## BEGIN Data

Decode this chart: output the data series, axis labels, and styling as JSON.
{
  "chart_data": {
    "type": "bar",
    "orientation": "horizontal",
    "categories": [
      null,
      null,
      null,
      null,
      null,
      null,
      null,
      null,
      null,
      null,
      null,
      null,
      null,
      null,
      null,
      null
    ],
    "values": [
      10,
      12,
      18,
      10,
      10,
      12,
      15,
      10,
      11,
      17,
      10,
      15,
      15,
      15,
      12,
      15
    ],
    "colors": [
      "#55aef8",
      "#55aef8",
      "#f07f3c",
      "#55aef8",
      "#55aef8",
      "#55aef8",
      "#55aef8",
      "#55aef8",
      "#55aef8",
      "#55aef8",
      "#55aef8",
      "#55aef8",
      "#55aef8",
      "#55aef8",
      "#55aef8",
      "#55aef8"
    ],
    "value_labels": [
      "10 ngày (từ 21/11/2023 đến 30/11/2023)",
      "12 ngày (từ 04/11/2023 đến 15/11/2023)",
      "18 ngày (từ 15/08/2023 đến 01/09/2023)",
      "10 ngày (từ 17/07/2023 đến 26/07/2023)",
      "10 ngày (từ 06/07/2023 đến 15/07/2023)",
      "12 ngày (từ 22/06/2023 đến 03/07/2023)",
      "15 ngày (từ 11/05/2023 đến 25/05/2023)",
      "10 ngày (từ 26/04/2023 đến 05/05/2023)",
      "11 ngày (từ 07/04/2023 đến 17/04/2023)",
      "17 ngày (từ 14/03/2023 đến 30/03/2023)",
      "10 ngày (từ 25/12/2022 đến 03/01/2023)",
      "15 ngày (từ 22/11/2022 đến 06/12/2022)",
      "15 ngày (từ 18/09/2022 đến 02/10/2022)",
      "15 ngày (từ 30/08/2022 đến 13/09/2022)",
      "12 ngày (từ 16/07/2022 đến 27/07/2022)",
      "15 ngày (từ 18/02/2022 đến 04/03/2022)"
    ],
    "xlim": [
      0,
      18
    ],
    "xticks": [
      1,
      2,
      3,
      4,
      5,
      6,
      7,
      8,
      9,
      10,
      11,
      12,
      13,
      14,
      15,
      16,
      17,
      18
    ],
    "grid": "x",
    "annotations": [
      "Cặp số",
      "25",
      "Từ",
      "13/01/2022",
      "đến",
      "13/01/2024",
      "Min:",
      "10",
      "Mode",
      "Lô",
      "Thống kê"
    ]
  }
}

## END Data

Quote all of the entries verbatim.

- Solution below:
Decode this chart: output the data series, axis labels, and styling as JSON.
{
  "chart_data": {
    "type": "bar",
    "orientation": "horizontal",
    "categories": [
      null,
      null,
      null,
      null,
      null,
      null,
      null,
      null,
      null,
      null,
      null,
      null,
      null,
      null,
      null,
      null
    ],
    "values": [
      10,
      12,
      18,
      10,
      10,
      12,
      15,
      10,
      11,
      17,
      10,
      15,
      15,
      15,
      12,
      15
    ],
    "colors": [
      "#55aef8",
      "#55aef8",
      "#f07f3c",
      "#55aef8",
      "#55aef8",
      "#55aef8",
      "#55aef8",
      "#55aef8",
      "#55aef8",
      "#55aef8",
      "#55aef8",
      "#55aef8",
      "#55aef8",
      "#55aef8",
      "#55aef8",
      "#55aef8"
    ],
    "value_labels": [
      "10 ngày (từ 21/11/2023 đến 30/11/2023)",
      "12 ngày (từ 04/11/2023 đến 15/11/2023)",
      "18 ngày (từ 15/08/2023 đến 01/09/2023)",
      "10 ngày (từ 17/07/2023 đến 26/07/2023)",
      "10 ngày (từ 06/07/2023 đến 15/07/2023)",
      "12 ngày (từ 22/06/2023 đến 03/07/2023)",
      "15 ngày (từ 11/05/2023 đến 25/05/2023)",
      "10 ngày (từ 26/04/2023 đến 05/05/2023)",
      "11 ngày (từ 07/04/2023 đến 17/04/2023)",
      "17 ngày (từ 14/03/2023 đến 30/03/2023)",
      "10 ngày (từ 25/12/2022 đến 03/01/2023)",
      "15 ngày (từ 22/11/2022 đến 06/12/2022)",
      "15 ngày (từ 18/09/2022 đến 02/10/2022)",
      "15 ngày (từ 30/08/2022 đến 13/09/2022)",
      "12 ngày (từ 16/07/2022 đến 27/07/2022)",
      "15 ngày (từ 18/02/2022 đến 04/03/2022)"
    ],
    "xlim": [
      0,
      18
    ],
    "xticks": [
      1,
      2,
      3,
      4,
      5,
      6,
      7,
      8,
      9,
      10,
      11,
      12,
      13,
      14,
      15,
      16,
      17,
      18
    ],
    "grid": "x",
    "annotations": [
      "Cặp số",
      "25",
      "Từ",
      "13/01/2022",
      "đến",
      "13/01/2024",
      "Min:",
      "10",
      "Mode",
      "Lô",
      "Thống kê"
    ]
  }
}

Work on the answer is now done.